*Exercise task*
Separate out the lines that hold "structured".

::::::::::

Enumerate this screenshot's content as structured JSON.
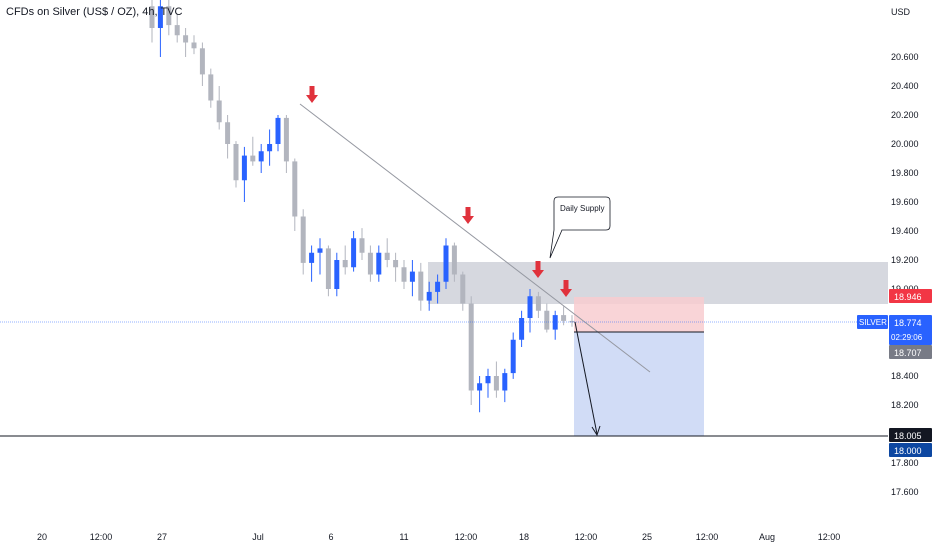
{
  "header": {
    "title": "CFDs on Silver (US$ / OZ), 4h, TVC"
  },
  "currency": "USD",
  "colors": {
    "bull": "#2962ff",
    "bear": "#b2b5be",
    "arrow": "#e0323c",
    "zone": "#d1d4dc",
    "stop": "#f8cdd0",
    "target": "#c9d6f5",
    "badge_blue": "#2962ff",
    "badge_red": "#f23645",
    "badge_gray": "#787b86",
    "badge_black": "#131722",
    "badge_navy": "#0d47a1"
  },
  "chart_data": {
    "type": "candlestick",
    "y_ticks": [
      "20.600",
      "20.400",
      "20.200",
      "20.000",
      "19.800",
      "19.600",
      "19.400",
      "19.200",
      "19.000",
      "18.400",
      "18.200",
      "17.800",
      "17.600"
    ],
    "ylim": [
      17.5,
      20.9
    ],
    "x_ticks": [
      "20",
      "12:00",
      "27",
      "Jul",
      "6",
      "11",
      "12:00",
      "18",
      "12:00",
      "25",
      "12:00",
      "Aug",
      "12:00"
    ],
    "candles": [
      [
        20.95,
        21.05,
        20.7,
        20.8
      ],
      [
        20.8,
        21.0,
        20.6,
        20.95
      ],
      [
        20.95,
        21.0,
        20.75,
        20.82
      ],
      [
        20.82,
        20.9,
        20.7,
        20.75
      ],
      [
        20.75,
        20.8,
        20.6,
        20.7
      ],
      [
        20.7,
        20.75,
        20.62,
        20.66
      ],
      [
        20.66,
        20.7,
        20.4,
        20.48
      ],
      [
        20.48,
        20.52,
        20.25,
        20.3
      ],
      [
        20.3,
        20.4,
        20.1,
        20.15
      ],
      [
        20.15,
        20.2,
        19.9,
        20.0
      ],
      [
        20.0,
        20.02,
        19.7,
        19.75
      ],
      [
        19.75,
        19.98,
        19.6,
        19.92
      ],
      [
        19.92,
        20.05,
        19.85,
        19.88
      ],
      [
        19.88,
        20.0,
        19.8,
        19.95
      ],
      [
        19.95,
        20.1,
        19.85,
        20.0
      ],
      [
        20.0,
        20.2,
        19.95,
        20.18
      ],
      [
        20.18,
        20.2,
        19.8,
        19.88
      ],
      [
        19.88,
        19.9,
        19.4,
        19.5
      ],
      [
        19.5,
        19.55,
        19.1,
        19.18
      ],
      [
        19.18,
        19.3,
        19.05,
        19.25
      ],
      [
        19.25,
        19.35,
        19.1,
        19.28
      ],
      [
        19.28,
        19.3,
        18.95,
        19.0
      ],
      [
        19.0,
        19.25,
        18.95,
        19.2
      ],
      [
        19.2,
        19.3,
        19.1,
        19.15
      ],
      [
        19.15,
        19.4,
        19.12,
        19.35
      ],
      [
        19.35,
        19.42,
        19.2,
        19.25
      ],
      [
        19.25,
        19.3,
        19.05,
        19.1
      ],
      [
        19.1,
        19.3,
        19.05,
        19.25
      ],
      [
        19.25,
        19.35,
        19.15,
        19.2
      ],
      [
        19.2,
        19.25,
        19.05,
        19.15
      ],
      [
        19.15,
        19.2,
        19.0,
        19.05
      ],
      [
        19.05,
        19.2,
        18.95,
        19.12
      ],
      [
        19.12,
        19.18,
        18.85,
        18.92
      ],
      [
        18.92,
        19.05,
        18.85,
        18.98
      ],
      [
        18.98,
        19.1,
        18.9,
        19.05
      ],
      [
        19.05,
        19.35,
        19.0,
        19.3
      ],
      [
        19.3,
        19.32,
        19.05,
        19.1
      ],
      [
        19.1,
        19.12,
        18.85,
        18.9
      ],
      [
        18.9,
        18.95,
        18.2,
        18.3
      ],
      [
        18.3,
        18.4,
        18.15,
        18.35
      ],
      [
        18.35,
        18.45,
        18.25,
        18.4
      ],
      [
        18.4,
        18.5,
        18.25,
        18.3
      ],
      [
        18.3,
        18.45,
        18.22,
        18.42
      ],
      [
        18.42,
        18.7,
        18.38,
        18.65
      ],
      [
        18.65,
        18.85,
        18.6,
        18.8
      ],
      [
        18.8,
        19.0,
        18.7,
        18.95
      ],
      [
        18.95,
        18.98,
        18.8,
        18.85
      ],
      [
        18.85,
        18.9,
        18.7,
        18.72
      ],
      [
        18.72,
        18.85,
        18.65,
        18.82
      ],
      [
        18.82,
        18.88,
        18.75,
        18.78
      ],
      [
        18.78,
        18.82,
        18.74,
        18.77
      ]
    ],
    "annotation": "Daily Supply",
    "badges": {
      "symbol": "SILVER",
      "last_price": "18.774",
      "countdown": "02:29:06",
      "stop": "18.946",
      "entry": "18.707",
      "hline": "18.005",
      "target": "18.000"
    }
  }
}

::::::::::

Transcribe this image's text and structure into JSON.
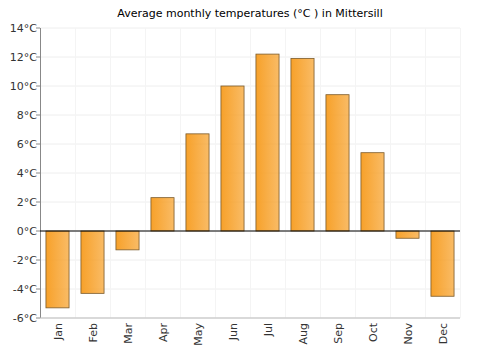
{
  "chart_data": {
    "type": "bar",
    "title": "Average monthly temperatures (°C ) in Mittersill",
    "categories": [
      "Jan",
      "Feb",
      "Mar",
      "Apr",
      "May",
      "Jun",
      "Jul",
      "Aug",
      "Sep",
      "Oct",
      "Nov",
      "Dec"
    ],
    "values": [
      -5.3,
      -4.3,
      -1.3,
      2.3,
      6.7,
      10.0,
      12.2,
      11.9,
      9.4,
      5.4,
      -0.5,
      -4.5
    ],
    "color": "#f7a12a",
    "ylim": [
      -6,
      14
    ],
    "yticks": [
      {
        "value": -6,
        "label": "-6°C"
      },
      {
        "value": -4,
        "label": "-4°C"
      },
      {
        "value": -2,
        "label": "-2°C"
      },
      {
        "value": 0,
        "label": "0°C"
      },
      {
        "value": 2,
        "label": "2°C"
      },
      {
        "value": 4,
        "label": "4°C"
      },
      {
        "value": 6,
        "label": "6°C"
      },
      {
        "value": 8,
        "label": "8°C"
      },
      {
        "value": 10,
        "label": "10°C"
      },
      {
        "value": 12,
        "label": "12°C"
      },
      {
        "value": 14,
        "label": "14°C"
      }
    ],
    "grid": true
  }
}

::::::::::

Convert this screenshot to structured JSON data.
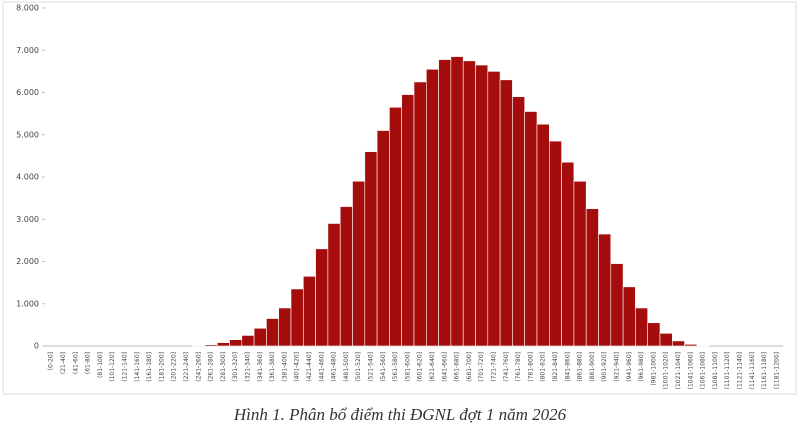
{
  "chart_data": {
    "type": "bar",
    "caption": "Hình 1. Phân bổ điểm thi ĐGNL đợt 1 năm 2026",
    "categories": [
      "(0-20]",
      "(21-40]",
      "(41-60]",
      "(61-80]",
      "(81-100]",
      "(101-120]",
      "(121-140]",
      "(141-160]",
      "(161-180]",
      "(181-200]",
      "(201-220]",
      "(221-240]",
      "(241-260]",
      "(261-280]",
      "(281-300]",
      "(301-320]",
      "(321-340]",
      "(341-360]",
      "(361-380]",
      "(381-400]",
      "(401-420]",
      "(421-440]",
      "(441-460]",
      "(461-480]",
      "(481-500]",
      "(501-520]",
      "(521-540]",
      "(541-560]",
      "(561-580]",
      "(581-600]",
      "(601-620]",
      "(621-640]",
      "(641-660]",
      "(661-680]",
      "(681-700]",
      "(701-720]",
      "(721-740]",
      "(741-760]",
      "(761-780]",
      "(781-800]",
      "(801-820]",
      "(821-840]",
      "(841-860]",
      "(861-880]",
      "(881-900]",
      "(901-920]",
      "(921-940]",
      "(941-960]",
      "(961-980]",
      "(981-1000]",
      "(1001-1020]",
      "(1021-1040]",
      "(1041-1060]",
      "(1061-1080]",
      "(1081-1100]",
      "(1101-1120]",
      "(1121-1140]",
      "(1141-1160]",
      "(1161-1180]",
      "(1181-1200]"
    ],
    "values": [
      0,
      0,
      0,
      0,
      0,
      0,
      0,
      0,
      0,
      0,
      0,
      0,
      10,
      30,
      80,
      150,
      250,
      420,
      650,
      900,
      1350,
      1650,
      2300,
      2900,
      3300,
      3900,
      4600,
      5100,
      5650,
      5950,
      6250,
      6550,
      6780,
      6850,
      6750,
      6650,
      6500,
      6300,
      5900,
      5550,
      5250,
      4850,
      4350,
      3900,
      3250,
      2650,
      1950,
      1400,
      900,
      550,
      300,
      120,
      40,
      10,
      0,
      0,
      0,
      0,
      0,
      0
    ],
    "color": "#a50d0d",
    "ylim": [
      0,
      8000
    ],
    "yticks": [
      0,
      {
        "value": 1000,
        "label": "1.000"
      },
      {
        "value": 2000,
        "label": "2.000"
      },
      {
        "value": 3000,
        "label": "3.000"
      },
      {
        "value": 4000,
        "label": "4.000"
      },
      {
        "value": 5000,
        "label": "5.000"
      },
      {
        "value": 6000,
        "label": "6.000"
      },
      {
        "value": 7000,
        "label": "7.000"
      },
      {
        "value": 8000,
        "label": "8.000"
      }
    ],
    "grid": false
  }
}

::::::::::

*Solution*
Enumerate this screenshot's content as structured JSON.
Convert this screenshot to structured JSON data.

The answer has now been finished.